* Input data:
##############################

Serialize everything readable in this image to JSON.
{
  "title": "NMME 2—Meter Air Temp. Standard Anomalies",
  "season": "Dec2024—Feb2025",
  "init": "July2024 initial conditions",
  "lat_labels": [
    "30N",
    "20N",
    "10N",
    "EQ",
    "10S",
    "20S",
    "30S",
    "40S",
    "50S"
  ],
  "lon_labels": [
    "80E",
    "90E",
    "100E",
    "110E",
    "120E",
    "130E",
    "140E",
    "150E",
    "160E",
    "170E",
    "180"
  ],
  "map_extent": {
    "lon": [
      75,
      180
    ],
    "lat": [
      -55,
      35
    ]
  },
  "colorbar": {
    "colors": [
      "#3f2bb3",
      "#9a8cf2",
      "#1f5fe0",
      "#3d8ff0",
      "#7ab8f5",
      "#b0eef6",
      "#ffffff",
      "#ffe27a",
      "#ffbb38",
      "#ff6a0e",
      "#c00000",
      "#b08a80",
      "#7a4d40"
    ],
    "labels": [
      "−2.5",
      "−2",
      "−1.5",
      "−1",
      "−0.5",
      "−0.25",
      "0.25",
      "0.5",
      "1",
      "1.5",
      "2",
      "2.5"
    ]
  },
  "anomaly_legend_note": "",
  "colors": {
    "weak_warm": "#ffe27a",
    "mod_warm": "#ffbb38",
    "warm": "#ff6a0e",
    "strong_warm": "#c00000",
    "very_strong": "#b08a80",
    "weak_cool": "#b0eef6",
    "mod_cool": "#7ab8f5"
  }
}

##############################

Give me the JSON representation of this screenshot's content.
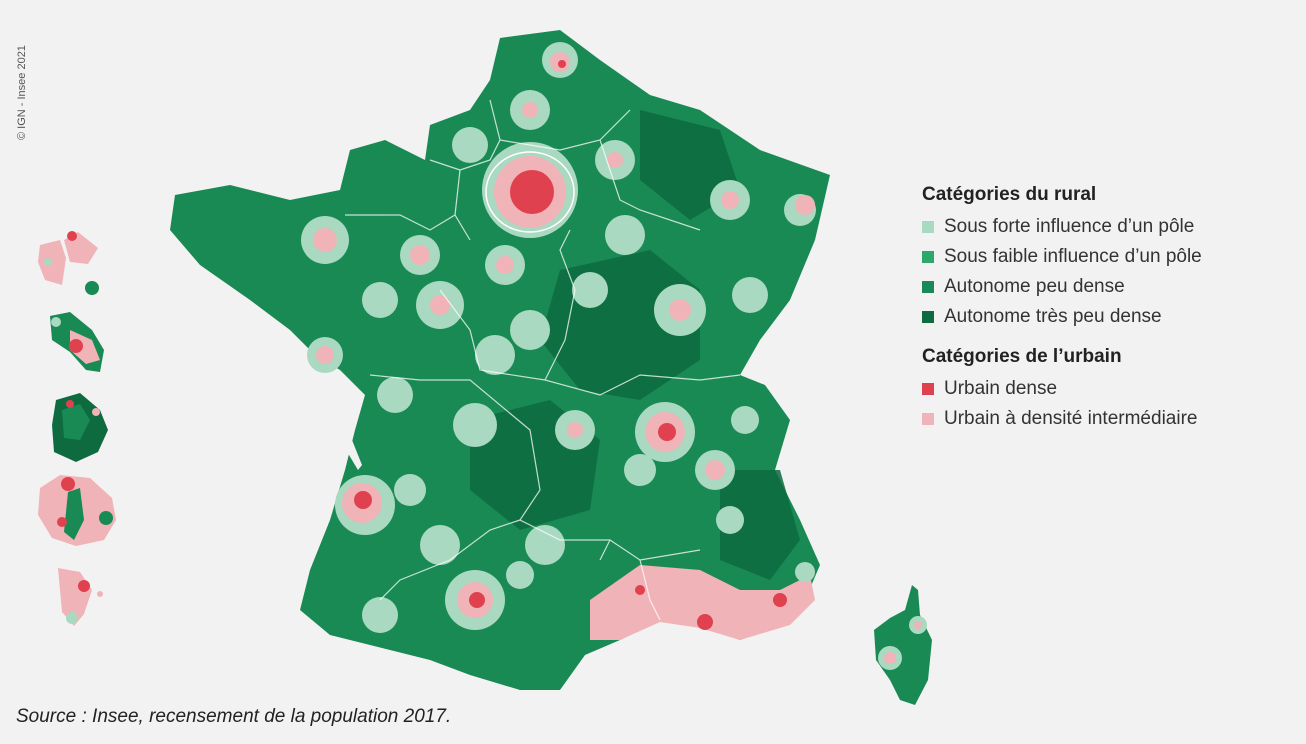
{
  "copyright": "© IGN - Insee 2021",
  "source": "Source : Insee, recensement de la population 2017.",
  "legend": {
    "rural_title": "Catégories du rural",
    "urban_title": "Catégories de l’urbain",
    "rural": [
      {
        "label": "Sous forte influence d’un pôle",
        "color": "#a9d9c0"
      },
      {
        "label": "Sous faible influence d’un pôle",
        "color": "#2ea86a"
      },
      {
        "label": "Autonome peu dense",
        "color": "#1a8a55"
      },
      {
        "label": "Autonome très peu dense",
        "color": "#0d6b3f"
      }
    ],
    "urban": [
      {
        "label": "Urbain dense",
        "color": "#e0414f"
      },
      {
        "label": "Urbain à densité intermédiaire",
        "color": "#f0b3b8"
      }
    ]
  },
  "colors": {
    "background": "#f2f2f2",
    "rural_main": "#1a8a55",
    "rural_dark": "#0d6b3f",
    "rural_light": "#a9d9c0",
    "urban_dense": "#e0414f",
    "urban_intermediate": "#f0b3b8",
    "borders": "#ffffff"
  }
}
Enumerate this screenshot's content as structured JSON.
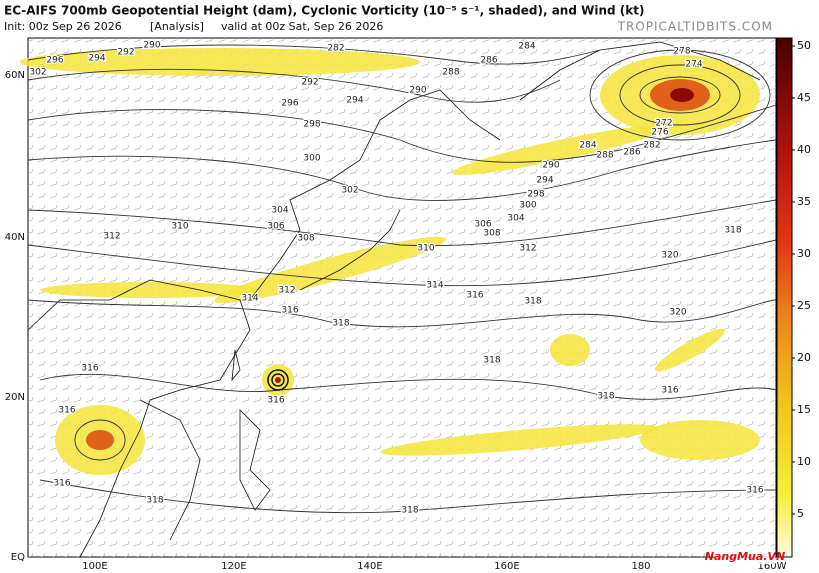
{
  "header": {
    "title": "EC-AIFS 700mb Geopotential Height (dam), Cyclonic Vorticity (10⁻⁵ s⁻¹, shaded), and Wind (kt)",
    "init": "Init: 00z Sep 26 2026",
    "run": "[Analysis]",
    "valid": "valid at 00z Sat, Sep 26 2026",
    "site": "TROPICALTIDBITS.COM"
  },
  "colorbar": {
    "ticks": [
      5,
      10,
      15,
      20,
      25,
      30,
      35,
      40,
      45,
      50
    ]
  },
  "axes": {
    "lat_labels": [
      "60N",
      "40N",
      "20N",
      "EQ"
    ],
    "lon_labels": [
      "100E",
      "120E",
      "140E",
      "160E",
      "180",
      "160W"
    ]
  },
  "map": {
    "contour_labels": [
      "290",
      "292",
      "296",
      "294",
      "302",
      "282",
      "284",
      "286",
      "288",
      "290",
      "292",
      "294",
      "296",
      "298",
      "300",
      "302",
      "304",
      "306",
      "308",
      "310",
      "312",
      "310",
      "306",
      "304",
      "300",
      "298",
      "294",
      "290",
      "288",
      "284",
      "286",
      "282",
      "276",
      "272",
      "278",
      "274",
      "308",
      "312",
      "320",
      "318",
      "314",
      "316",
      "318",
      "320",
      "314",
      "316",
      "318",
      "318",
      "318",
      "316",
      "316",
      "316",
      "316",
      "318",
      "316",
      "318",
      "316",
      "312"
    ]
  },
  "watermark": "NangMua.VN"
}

##############################

* Directions for this task: Looking at the data above, show all lines where the word "JSON" occurs.

* Task answer:
Serialize everything readable in this image to JSON.
Give me the JSON representation of this screenshot's content.
Enumerate this screenshot's content as structured JSON.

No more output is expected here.